[start Data extract]
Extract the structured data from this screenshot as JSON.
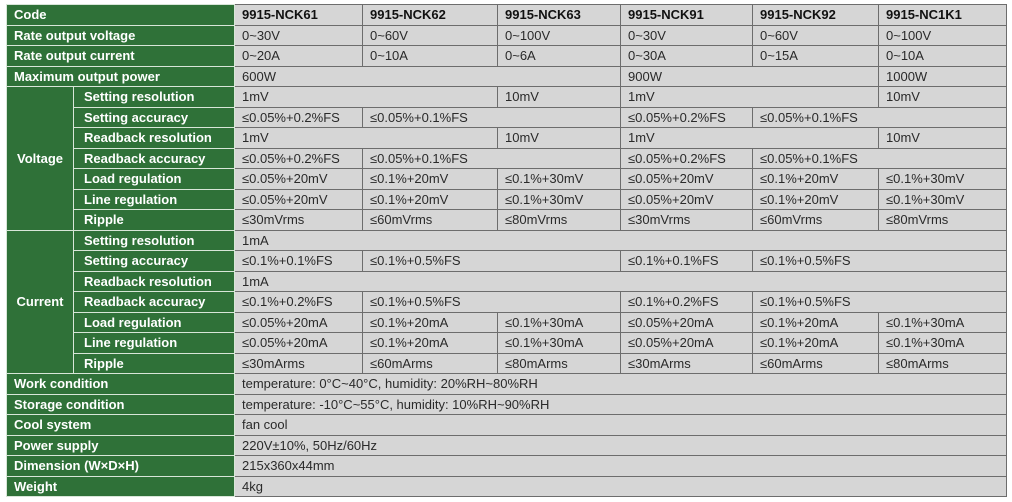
{
  "colors": {
    "label_bg": "#2f7138",
    "label_text": "#ffffff",
    "cell_bg": "#d6d6d6"
  },
  "rows": [
    {
      "label": "Code",
      "cells": [
        {
          "text": "9915-NCK61",
          "span": 1
        },
        {
          "text": "9915-NCK62",
          "span": 1
        },
        {
          "text": "9915-NCK63",
          "span": 1
        },
        {
          "text": "9915-NCK91",
          "span": 1
        },
        {
          "text": "9915-NCK92",
          "span": 1
        },
        {
          "text": "9915-NC1K1",
          "span": 1
        }
      ]
    },
    {
      "label": "Rate output voltage",
      "cells": [
        {
          "text": "0~30V",
          "span": 1
        },
        {
          "text": "0~60V",
          "span": 1
        },
        {
          "text": "0~100V",
          "span": 1
        },
        {
          "text": "0~30V",
          "span": 1
        },
        {
          "text": "0~60V",
          "span": 1
        },
        {
          "text": "0~100V",
          "span": 1
        }
      ]
    },
    {
      "label": "Rate output current",
      "cells": [
        {
          "text": "0~20A",
          "span": 1
        },
        {
          "text": "0~10A",
          "span": 1
        },
        {
          "text": "0~6A",
          "span": 1
        },
        {
          "text": "0~30A",
          "span": 1
        },
        {
          "text": "0~15A",
          "span": 1
        },
        {
          "text": "0~10A",
          "span": 1
        }
      ]
    },
    {
      "label": "Maximum output power",
      "cells": [
        {
          "text": "600W",
          "span": 3
        },
        {
          "text": "900W",
          "span": 2
        },
        {
          "text": "1000W",
          "span": 1
        }
      ]
    },
    {
      "group": "Voltage",
      "group_rows": 7,
      "label": "Setting resolution",
      "cells": [
        {
          "text": "1mV",
          "span": 2
        },
        {
          "text": "10mV",
          "span": 1
        },
        {
          "text": "1mV",
          "span": 2
        },
        {
          "text": "10mV",
          "span": 1
        }
      ]
    },
    {
      "label": "Setting accuracy",
      "sub": true,
      "cells": [
        {
          "text": "≤0.05%+0.2%FS",
          "span": 1
        },
        {
          "text": "≤0.05%+0.1%FS",
          "span": 2
        },
        {
          "text": "≤0.05%+0.2%FS",
          "span": 1
        },
        {
          "text": "≤0.05%+0.1%FS",
          "span": 2
        }
      ]
    },
    {
      "label": "Readback resolution",
      "sub": true,
      "cells": [
        {
          "text": "1mV",
          "span": 2
        },
        {
          "text": "10mV",
          "span": 1
        },
        {
          "text": "1mV",
          "span": 2
        },
        {
          "text": "10mV",
          "span": 1
        }
      ]
    },
    {
      "label": "Readback accuracy",
      "sub": true,
      "cells": [
        {
          "text": "≤0.05%+0.2%FS",
          "span": 1
        },
        {
          "text": "≤0.05%+0.1%FS",
          "span": 2
        },
        {
          "text": "≤0.05%+0.2%FS",
          "span": 1
        },
        {
          "text": "≤0.05%+0.1%FS",
          "span": 2
        }
      ]
    },
    {
      "label": "Load regulation",
      "sub": true,
      "cells": [
        {
          "text": "≤0.05%+20mV",
          "span": 1
        },
        {
          "text": "≤0.1%+20mV",
          "span": 1
        },
        {
          "text": "≤0.1%+30mV",
          "span": 1
        },
        {
          "text": "≤0.05%+20mV",
          "span": 1
        },
        {
          "text": "≤0.1%+20mV",
          "span": 1
        },
        {
          "text": "≤0.1%+30mV",
          "span": 1
        }
      ]
    },
    {
      "label": "Line regulation",
      "sub": true,
      "cells": [
        {
          "text": "≤0.05%+20mV",
          "span": 1
        },
        {
          "text": "≤0.1%+20mV",
          "span": 1
        },
        {
          "text": "≤0.1%+30mV",
          "span": 1
        },
        {
          "text": "≤0.05%+20mV",
          "span": 1
        },
        {
          "text": "≤0.1%+20mV",
          "span": 1
        },
        {
          "text": "≤0.1%+30mV",
          "span": 1
        }
      ]
    },
    {
      "label": "Ripple",
      "sub": true,
      "cells": [
        {
          "text": "≤30mVrms",
          "span": 1
        },
        {
          "text": "≤60mVrms",
          "span": 1
        },
        {
          "text": "≤80mVrms",
          "span": 1
        },
        {
          "text": "≤30mVrms",
          "span": 1
        },
        {
          "text": "≤60mVrms",
          "span": 1
        },
        {
          "text": "≤80mVrms",
          "span": 1
        }
      ]
    },
    {
      "group": "Current",
      "group_rows": 7,
      "label": "Setting resolution",
      "cells": [
        {
          "text": "1mA",
          "span": 6
        }
      ]
    },
    {
      "label": "Setting accuracy",
      "sub": true,
      "cells": [
        {
          "text": "≤0.1%+0.1%FS",
          "span": 1
        },
        {
          "text": "≤0.1%+0.5%FS",
          "span": 2
        },
        {
          "text": "≤0.1%+0.1%FS",
          "span": 1
        },
        {
          "text": "≤0.1%+0.5%FS",
          "span": 2
        }
      ]
    },
    {
      "label": "Readback resolution",
      "sub": true,
      "cells": [
        {
          "text": "1mA",
          "span": 6
        }
      ]
    },
    {
      "label": "Readback accuracy",
      "sub": true,
      "cells": [
        {
          "text": "≤0.1%+0.2%FS",
          "span": 1
        },
        {
          "text": "≤0.1%+0.5%FS",
          "span": 2
        },
        {
          "text": "≤0.1%+0.2%FS",
          "span": 1
        },
        {
          "text": "≤0.1%+0.5%FS",
          "span": 2
        }
      ]
    },
    {
      "label": "Load regulation",
      "sub": true,
      "cells": [
        {
          "text": "≤0.05%+20mA",
          "span": 1
        },
        {
          "text": "≤0.1%+20mA",
          "span": 1
        },
        {
          "text": "≤0.1%+30mA",
          "span": 1
        },
        {
          "text": "≤0.05%+20mA",
          "span": 1
        },
        {
          "text": "≤0.1%+20mA",
          "span": 1
        },
        {
          "text": "≤0.1%+30mA",
          "span": 1
        }
      ]
    },
    {
      "label": "Line regulation",
      "sub": true,
      "cells": [
        {
          "text": "≤0.05%+20mA",
          "span": 1
        },
        {
          "text": "≤0.1%+20mA",
          "span": 1
        },
        {
          "text": "≤0.1%+30mA",
          "span": 1
        },
        {
          "text": "≤0.05%+20mA",
          "span": 1
        },
        {
          "text": "≤0.1%+20mA",
          "span": 1
        },
        {
          "text": "≤0.1%+30mA",
          "span": 1
        }
      ]
    },
    {
      "label": "Ripple",
      "sub": true,
      "cells": [
        {
          "text": "≤30mArms",
          "span": 1
        },
        {
          "text": "≤60mArms",
          "span": 1
        },
        {
          "text": "≤80mArms",
          "span": 1
        },
        {
          "text": "≤30mArms",
          "span": 1
        },
        {
          "text": "≤60mArms",
          "span": 1
        },
        {
          "text": "≤80mArms",
          "span": 1
        }
      ]
    },
    {
      "label": "Work condition",
      "cells": [
        {
          "text": "temperature: 0°C~40°C, humidity: 20%RH~80%RH",
          "span": 6
        }
      ]
    },
    {
      "label": "Storage condition",
      "cells": [
        {
          "text": "temperature: -10°C~55°C, humidity: 10%RH~90%RH",
          "span": 6
        }
      ]
    },
    {
      "label": "Cool system",
      "cells": [
        {
          "text": "fan cool",
          "span": 6
        }
      ]
    },
    {
      "label": "Power supply",
      "cells": [
        {
          "text": "220V±10%, 50Hz/60Hz",
          "span": 6
        }
      ]
    },
    {
      "label": "Dimension (W×D×H)",
      "cells": [
        {
          "text": "215x360x44mm",
          "span": 6
        }
      ]
    },
    {
      "label": "Weight",
      "cells": [
        {
          "text": "4kg",
          "span": 6
        }
      ]
    }
  ]
}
[end Data extract]
_Your instructions_
Track down all lines above with the string "temperature" and copy them.

_Answer to the exercise_
          "text": "temperature: 0°C~40°C, humidity: 20%RH~80%RH",
          "text": "temperature: -10°C~55°C, humidity: 10%RH~90%RH",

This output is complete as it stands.